Work to complete: Go through the entries below and copy every line that holds the word "this".

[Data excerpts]
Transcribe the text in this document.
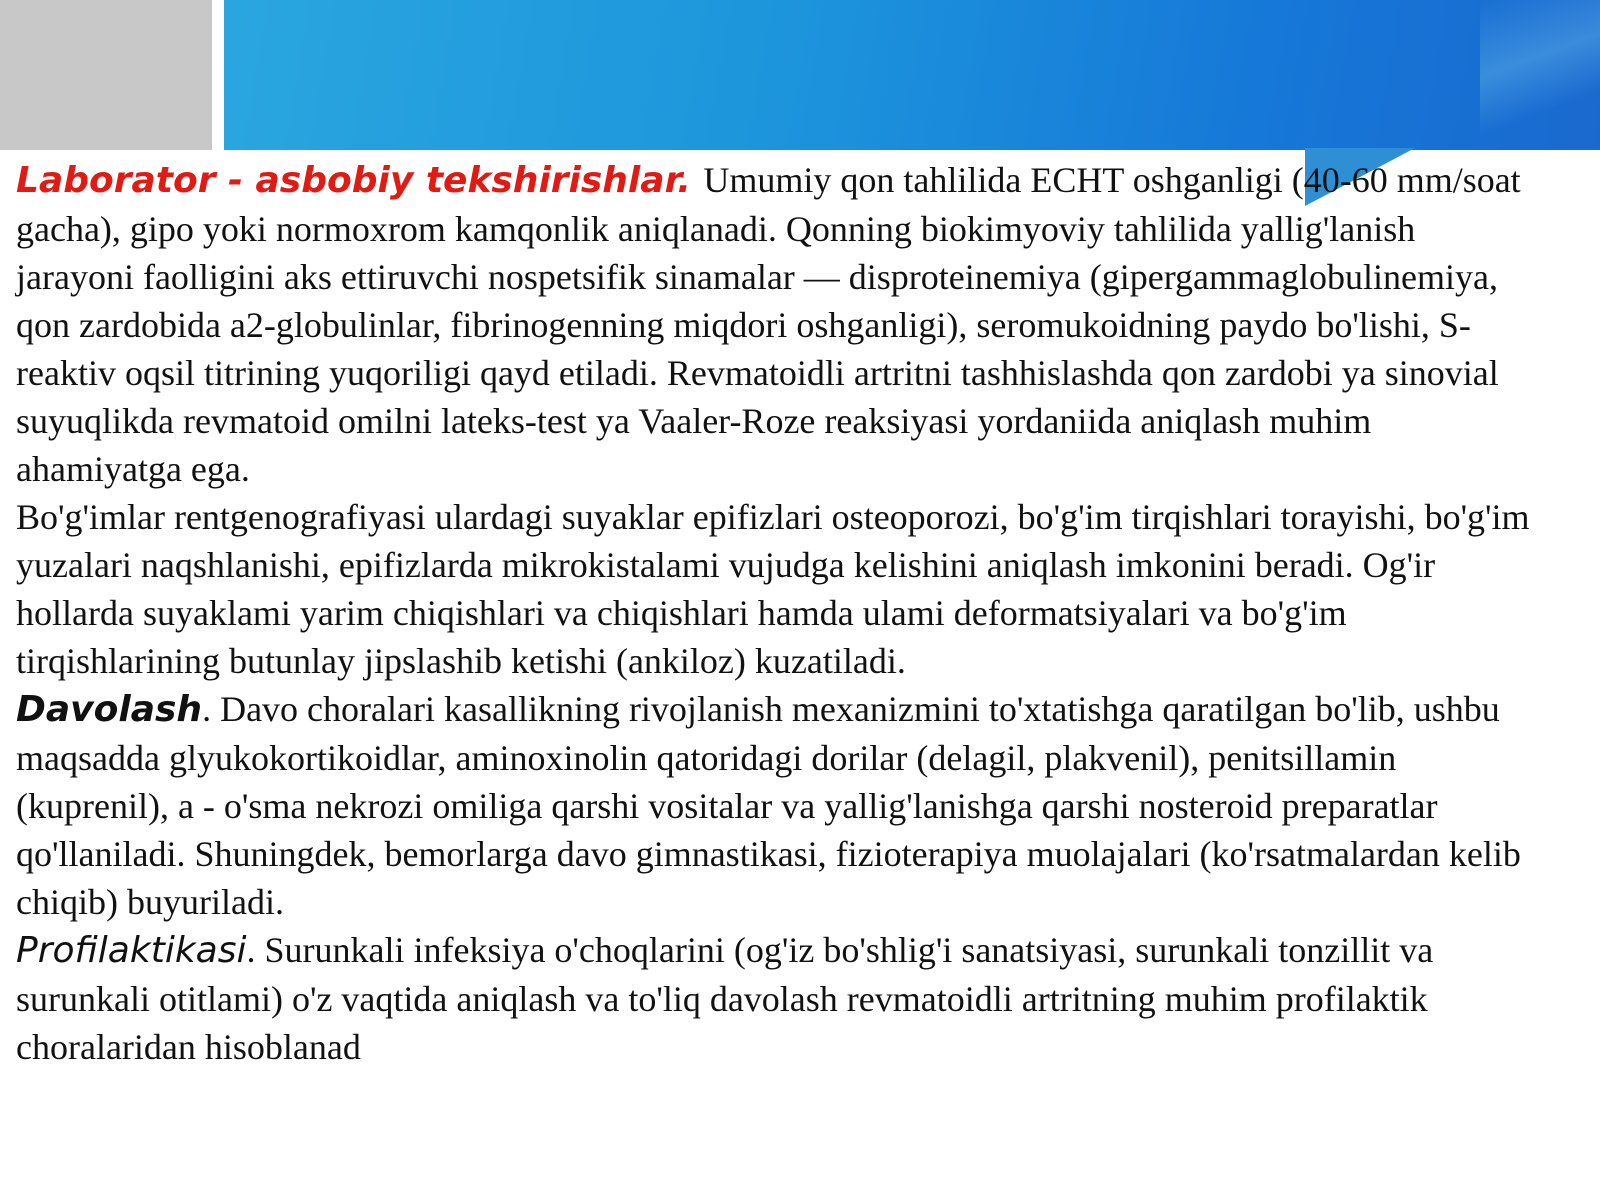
Laborator - asbobiy tekshirishlar. Umumiy qon tahlilida ECHT oshganligi (40-60 mm/soat gacha), gipo yoki normoxrom kamqonlik aniqlanadi. Qonning biokimyoviy tahlilida yallig'lanish jarayoni faolligini aks ettiruvchi nospetsifik sinamalar — disproteinemiya (gipergammaglobulinemiya, qon zardobida a2-globulinlar, fibrinogenning miqdori oshganligi), seromukoidning paydo bo'lishi, S-reaktiv oqsil titrining yuqoriligi qayd etiladi. Revmatoidli artritni tashhislashda qon zardobi ya sinovial suyuqlikda revmatoid omilni lateks-test ya Vaaler-Roze reaksiyasi yordaniida aniqlash muhim ahamiyatga ega.

Bo'g'imlar rentgenografiyasi ulardagi suyaklar epifizlari osteoporozi, bo'g'im tirqishlari torayishi, bo'g'im yuzalari naqshlanishi, epifizlarda mikrokistalami vujudga kelishini aniqlash imkonini beradi. Og'ir hollarda suyaklami yarim chiqishlari va chiqishlari hamda ulami deformatsiyalari va bo'g'im tirqishlarining butunlay jipslashib ketishi (ankiloz) kuzatiladi.

Davolash. Davo choralari kasallikning rivojlanish mexanizmini to'xtatishga qaratilgan bo'lib, ushbu maqsadda glyukokortikoidlar, aminoxinolin qatoridagi dorilar (delagil, plakvenil), penitsillamin (kuprenil), a - o'sma nekrozi omiliga qarshi vositalar va yallig'lanishga qarshi nosteroid preparatlar qo'llaniladi. Shuningdek, bemorlarga davo gimnastikasi, fizioterapiya muolajalari (ko'rsatmalardan kelib chiqib) buyuriladi.

Profilaktikasi. Surunkali infeksiya o'choqlarini (og'iz bo'shlig'i sanatsiyasi, surunkali tonzillit va surunkali otitlami) o'z vaqtida aniqlash va to'liq davolash revmatoidli artritning muhim profilaktik choralaridan hisoblanad
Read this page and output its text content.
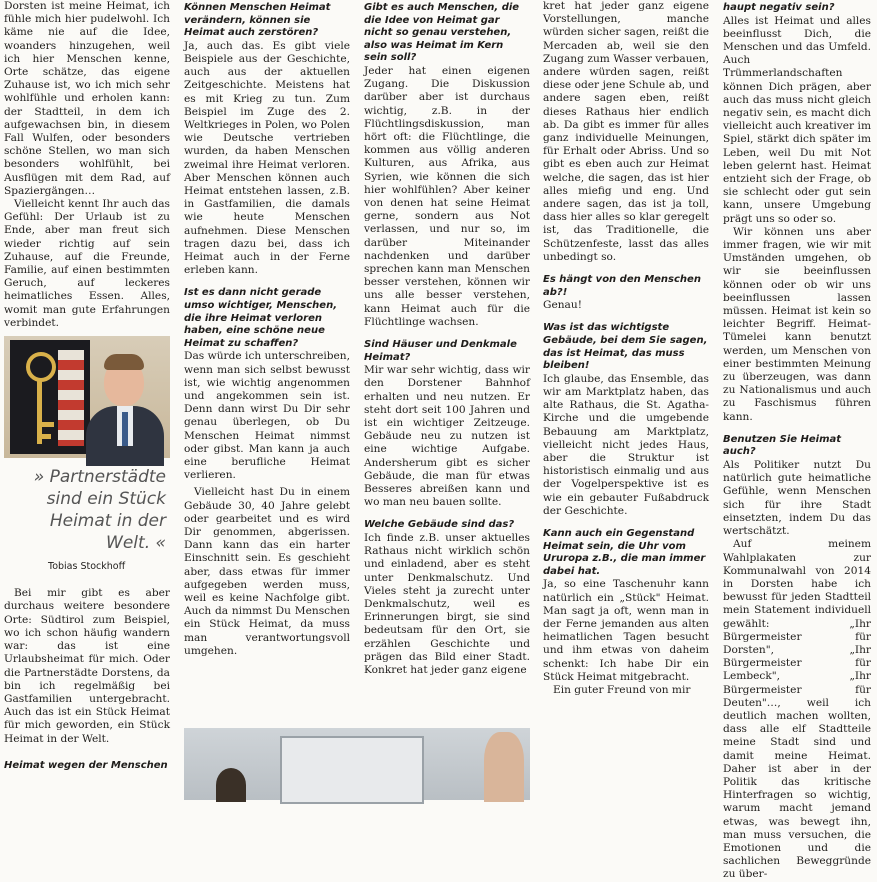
Dorsten ist meine Heimat, ich fühle mich hier pudelwohl. Ich käme nie auf die Idee, woanders hinzugehen, weil ich hier Menschen kenne, Orte schätze, das eigene Zuhause ist, wo ich mich sehr wohlfühle und erholen kann: der Stadtteil, in dem ich aufgewachsen bin, in diesem Fall Wulfen, oder besonders schöne Stellen, wo man sich besonders wohlfühlt, bei Ausflügen mit dem Rad, auf Spaziergängen…

Vielleicht kennt Ihr auch das Gefühl: Der Urlaub ist zu Ende, aber man freut sich wieder richtig auf sein Zuhause, auf die Freunde, Familie, auf einen bestimmten Geruch, auf leckeres heimatliches Essen. Alles, womit man gute Erfahrungen verbindet.

» Partnerstädte sind ein Stück Heimat in der Welt. «
Tobias Stockhoff

Bei mir gibt es aber durchaus weitere besondere Orte: Südtirol zum Beispiel, wo ich schon häufig wandern war: das ist eine Urlaubsheimat für mich. Oder die Partnerstädte Dorstens, da bin ich regelmäßig bei Gastfamilien untergebracht. Auch das ist ein Stück Heimat für mich geworden, ein Stück Heimat in der Welt.

Heimat wegen der Menschen
Können Menschen Heimat verändern, können sie Heimat auch zerstören?

Ja, auch das. Es gibt viele Beispiele aus der Geschichte, auch aus der aktuellen Zeitgeschichte. Meistens hat es mit Krieg zu tun. Zum Beispiel im Zuge des 2. Weltkrieges in Polen, wo Polen wie Deutsche vertrieben wurden, da haben Menschen zweimal ihre Heimat verloren. Aber Menschen können auch Heimat entstehen lassen, z.B. in Gastfamilien, die damals wie heute Menschen aufnehmen. Diese Menschen tragen dazu bei, dass ich Heimat auch in der Ferne erleben kann.

Ist es dann nicht gerade umso wichtiger, Menschen, die ihre Heimat verloren haben, eine schöne neue Heimat zu schaffen?

Das würde ich unterschreiben, wenn man sich selbst bewusst ist, wie wichtig angenommen und angekommen sein ist. Denn dann wirst Du Dir sehr genau überlegen, ob Du Menschen Heimat nimmst oder gibst. Man kann ja auch eine berufliche Heimat verlieren.

Vielleicht hast Du in einem Gebäude 30, 40 Jahre gelebt oder gearbeitet und es wird Dir genommen, abgerissen. Dann kann das ein harter Einschnitt sein. Es geschieht aber, dass etwas für immer aufgegeben werden muss, weil es keine Nachfolge gibt. Auch da nimmst Du Menschen ein Stück Heimat, da muss man verantwortungsvoll umgehen.

Gibt es auch Menschen, die die Idee von Heimat gar nicht so genau verstehen, also was Heimat im Kern sein soll?

Jeder hat einen eigenen Zugang. Die Diskussion darüber aber ist durchaus wichtig, z.B. in der Flüchtlingsdiskussion, man hört oft: die Flüchtlinge, die kommen aus völlig anderen Kulturen, aus Afrika, aus Syrien, wie können die sich hier wohlfühlen? Aber keiner von denen hat seine Heimat gerne, sondern aus Not verlassen, und nur so, im darüber Miteinander nachdenken und darüber sprechen kann man Menschen besser verstehen, können wir uns alle besser verstehen, kann Heimat auch für die Flüchtlinge wachsen.

Sind Häuser und Denkmale Heimat?

Mir war sehr wichtig, dass wir den Dorstener Bahnhof erhalten und neu nutzen. Er steht dort seit 100 Jahren und ist ein wichtiger Zeitzeuge. Gebäude neu zu nutzen ist eine wichtige Aufgabe. Andersherum gibt es sicher Gebäude, die man für etwas Besseres abreißen kann und wo man neu bauen sollte.

Welche Gebäude sind das?

Ich finde z.B. unser aktuelles Rathaus nicht wirklich schön und einladend, aber es steht unter Denkmalschutz. Und Vieles steht ja zurecht unter Denkmalschutz, weil es Erinnerungen birgt, sie sind bedeutsam für den Ort, sie erzählen Geschichte und prägen das Bild einer Stadt. Konkret hat jeder ganz eigene

kret hat jeder ganz eigene Vorstellungen, manche würden sicher sagen, reißt die Mercaden ab, weil sie den Zugang zum Wasser verbauen, andere würden sagen, reißt diese oder jene Schule ab, und andere sagen eben, reißt dieses Rathaus hier endlich ab. Da gibt es immer für alles ganz individuelle Meinungen, für Erhalt oder Abriss. Und so gibt es eben auch zur Heimat welche, die sagen, das ist hier alles miefig und eng. Und andere sagen, das ist ja toll, dass hier alles so klar geregelt ist, das Traditionelle, die Schützenfeste, lasst das alles unbedingt so.

Es hängt von den Menschen ab?!

Genau!

Was ist das wichtigste Gebäude, bei dem Sie sagen, das ist Heimat, das muss bleiben!

Ich glaube, das Ensemble, das wir am Marktplatz haben, das alte Rathaus, die St. Agatha-Kirche und die umgebende Bebauung am Marktplatz, vielleicht nicht jedes Haus, aber die Struktur ist historistisch einmalig und aus der Vogelperspektive ist es wie ein gebauter Fußabdruck der Geschichte.

Kann auch ein Gegenstand Heimat sein, die Uhr vom Ururopa z.B., die man immer dabei hat.

Ja, so eine Taschenuhr kann natürlich ein „Stück" Heimat. Man sagt ja oft, wenn man in der Ferne jemanden aus alten heimatlichen Tagen besucht und ihm etwas von daheim schenkt: Ich habe Dir ein Stück Heimat mitgebracht.

Ein guter Freund von mir

haupt negativ sein?

Alles ist Heimat und alles beeinflusst Dich, die Menschen und das Umfeld. Auch Trümmerlandschaften können Dich prägen, aber auch das muss nicht gleich negativ sein, es macht dich vielleicht auch kreativer im Spiel, stärkt dich später im Leben, weil Du mit Not leben gelernt hast. Heimat entzieht sich der Frage, ob sie schlecht oder gut sein kann, unsere Umgebung prägt uns so oder so.

Wir können uns aber immer fragen, wie wir mit Umständen umgehen, ob wir sie beeinflussen können oder ob wir uns beeinflussen lassen müssen. Heimat ist kein so leichter Begriff. Heimat-Tümelei kann benutzt werden, um Menschen von einer bestimmten Meinung zu überzeugen, was dann zu Nationalismus und auch zu Faschismus führen kann.

Benutzen Sie Heimat auch?

Als Politiker nutzt Du natürlich gute heimatliche Gefühle, wenn Menschen sich für ihre Stadt einsetzten, indem Du das wertschätzt.

Auf meinem Wahlplakaten zur Kommunalwahl von 2014 in Dorsten habe ich bewusst für jeden Stadtteil mein Statement individuell gewählt: „Ihr Bürgermeister für Dorsten", „Ihr Bürgermeister für Lembeck", „Ihr Bürgermeister für Deuten"…, weil ich deutlich machen wollten, dass alle elf Stadtteile meine Stadt sind und damit meine Heimat. Daher ist aber in der Politik das kritische Hinterfragen so wichtig, warum macht jemand etwas, was bewegt ihn, man muss versuchen, die Emotionen und die sachlichen Beweggründe zu über-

Written reply:
Transcribe the text in this document.
Read this page and output its text content.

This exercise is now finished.